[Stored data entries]
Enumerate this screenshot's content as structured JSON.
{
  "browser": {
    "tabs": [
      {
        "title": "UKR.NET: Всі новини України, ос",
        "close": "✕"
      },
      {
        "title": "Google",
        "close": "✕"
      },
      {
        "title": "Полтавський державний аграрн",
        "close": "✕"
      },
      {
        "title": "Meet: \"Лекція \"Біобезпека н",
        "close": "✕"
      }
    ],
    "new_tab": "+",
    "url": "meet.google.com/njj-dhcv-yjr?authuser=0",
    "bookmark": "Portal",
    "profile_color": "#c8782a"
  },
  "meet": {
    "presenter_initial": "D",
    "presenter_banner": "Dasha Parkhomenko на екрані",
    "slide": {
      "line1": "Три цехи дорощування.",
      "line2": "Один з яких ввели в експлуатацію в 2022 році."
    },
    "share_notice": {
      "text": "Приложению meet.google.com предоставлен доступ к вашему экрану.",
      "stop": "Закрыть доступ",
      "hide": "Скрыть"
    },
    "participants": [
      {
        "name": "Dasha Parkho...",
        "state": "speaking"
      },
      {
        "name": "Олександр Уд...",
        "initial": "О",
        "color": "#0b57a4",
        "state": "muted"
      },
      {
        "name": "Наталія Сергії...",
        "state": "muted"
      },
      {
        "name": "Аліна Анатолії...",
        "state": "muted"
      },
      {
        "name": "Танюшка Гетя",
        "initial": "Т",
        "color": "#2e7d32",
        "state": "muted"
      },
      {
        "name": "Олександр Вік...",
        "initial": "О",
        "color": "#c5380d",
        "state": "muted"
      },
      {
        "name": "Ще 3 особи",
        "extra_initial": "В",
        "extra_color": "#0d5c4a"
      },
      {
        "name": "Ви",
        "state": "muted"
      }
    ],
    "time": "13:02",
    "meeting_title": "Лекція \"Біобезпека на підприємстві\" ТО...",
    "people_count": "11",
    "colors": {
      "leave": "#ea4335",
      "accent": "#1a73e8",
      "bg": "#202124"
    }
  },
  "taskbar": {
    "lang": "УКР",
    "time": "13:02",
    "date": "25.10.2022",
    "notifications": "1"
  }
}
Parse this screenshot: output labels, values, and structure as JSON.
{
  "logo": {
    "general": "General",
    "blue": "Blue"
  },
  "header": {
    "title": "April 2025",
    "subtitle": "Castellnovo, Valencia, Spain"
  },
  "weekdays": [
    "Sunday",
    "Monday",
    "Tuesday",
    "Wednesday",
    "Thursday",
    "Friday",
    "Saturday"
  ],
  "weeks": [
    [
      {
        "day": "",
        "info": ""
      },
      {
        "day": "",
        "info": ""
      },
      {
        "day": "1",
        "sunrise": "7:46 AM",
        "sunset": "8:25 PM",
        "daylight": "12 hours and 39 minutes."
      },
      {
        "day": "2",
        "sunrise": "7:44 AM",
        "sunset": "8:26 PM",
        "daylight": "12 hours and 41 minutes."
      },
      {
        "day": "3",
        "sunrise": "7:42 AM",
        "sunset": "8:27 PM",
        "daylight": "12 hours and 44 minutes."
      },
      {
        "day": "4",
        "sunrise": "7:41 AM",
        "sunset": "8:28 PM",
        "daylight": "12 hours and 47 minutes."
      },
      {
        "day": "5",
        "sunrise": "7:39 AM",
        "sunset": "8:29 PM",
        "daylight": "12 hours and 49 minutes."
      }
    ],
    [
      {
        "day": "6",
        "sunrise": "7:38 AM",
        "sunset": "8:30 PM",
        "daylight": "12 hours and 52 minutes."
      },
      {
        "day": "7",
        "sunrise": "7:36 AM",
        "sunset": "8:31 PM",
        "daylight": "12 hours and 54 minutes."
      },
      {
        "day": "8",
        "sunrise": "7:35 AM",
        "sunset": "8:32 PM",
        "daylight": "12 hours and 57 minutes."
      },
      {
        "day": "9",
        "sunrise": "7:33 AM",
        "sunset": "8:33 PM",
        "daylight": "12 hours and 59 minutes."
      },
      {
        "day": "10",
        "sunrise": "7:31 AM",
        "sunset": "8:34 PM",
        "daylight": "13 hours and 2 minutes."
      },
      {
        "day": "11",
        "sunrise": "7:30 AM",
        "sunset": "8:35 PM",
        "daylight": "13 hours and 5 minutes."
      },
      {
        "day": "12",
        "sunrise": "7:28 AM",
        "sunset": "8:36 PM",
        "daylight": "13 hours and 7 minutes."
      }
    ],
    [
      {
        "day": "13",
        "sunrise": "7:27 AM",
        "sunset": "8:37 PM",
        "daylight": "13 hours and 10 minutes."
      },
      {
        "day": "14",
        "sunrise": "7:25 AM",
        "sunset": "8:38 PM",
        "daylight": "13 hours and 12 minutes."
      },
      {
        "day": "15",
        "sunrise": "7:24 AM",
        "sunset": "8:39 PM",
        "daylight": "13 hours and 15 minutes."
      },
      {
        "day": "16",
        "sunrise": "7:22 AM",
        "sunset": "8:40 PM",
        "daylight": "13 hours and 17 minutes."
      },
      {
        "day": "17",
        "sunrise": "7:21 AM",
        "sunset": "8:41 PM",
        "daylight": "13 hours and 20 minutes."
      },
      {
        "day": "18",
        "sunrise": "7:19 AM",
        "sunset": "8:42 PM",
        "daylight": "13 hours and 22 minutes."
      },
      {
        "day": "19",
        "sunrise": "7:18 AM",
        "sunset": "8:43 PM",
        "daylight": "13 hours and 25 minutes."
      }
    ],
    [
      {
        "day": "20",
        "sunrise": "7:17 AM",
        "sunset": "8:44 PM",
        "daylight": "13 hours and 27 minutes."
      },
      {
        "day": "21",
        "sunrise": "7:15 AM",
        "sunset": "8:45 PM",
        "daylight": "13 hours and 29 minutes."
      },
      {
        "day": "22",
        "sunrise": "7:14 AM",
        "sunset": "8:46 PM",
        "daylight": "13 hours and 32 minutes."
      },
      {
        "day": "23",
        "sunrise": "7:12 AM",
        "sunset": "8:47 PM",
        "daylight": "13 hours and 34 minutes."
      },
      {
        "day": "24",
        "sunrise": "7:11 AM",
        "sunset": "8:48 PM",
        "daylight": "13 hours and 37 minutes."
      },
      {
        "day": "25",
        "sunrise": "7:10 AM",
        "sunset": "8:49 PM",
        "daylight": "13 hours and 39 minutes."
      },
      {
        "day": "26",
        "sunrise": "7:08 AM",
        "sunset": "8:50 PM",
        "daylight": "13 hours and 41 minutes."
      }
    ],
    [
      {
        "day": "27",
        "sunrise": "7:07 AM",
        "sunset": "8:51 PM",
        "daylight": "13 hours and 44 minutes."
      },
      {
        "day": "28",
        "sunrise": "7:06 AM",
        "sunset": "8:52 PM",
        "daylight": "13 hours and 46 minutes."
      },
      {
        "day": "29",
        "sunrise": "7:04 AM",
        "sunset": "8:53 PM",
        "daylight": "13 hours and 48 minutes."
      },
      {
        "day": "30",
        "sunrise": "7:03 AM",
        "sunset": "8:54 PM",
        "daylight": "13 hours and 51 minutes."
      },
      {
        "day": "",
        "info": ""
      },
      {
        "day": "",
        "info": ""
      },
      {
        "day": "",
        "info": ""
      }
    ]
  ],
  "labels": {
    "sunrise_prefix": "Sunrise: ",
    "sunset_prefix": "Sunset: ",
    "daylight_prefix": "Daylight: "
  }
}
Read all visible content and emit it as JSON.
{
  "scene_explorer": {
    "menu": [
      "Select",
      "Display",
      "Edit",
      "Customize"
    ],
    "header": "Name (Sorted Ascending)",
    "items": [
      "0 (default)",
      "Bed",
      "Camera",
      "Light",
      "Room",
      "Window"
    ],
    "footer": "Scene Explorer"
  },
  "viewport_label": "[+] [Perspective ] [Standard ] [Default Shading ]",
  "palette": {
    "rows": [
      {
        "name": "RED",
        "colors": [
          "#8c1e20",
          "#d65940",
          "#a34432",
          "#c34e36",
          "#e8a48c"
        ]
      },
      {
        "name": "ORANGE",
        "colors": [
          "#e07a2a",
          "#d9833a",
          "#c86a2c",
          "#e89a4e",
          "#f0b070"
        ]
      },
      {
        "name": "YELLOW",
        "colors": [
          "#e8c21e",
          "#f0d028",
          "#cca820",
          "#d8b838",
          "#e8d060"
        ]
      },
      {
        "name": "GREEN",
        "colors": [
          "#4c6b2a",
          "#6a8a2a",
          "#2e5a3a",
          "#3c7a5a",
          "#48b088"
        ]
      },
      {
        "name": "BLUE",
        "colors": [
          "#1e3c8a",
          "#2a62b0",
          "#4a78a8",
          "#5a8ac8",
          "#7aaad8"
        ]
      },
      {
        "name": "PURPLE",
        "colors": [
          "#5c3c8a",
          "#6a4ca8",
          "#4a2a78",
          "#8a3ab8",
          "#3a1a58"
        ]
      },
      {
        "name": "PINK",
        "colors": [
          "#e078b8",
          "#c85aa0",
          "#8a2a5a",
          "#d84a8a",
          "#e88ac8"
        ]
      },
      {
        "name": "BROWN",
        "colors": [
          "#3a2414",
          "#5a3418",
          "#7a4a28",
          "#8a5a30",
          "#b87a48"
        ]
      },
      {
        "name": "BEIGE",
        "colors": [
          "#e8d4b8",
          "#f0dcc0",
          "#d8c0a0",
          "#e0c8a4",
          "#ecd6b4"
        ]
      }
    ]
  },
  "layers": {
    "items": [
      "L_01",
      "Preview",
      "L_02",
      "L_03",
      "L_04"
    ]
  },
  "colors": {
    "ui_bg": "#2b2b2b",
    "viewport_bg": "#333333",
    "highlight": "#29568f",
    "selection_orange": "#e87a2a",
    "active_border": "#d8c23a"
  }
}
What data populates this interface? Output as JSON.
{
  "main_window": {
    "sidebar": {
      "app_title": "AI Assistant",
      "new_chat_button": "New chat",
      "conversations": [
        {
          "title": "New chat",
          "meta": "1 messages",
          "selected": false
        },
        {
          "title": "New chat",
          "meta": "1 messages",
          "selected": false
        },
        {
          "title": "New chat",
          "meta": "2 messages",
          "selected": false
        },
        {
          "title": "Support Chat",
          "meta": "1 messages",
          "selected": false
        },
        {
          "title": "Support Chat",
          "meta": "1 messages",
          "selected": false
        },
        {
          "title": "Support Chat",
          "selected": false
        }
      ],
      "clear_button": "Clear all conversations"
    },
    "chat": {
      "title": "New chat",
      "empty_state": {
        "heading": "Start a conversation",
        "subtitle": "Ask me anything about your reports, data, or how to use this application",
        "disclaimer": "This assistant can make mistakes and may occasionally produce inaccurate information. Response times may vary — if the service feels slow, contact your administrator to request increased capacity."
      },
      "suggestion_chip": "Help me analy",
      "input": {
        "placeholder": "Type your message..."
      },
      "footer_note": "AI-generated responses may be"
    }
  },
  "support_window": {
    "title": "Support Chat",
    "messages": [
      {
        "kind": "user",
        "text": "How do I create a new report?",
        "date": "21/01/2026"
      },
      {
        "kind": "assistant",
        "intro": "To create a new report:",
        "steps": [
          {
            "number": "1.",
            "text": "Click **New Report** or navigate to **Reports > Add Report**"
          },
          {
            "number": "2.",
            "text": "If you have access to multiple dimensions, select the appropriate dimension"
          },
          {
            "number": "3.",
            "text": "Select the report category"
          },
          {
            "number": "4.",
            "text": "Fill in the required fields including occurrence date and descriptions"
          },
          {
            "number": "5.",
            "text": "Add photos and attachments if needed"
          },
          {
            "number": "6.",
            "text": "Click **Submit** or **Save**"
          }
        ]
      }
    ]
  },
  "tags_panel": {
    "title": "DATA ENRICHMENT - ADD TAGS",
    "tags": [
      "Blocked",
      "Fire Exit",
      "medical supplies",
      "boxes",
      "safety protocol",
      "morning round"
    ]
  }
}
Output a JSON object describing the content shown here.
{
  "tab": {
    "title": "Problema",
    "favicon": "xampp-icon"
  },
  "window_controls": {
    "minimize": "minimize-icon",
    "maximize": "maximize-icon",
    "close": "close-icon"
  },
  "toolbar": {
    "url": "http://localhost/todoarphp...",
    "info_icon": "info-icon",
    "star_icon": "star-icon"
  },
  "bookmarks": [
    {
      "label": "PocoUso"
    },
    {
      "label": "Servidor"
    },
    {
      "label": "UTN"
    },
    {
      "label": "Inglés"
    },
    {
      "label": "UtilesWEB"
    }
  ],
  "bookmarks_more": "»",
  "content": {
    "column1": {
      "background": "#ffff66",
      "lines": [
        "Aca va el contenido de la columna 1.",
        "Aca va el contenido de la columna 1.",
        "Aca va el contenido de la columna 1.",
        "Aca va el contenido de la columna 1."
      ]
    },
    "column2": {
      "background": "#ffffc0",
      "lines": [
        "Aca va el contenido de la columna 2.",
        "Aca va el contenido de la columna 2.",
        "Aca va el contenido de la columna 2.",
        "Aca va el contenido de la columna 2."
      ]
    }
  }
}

** Prompt **
Select the lines from the entries that include the word "screenshot".

** Solved problem **
Enumerate this screenshot's content as structured JSON.
Parse this screenshot: output labels, values, and structure as JSON.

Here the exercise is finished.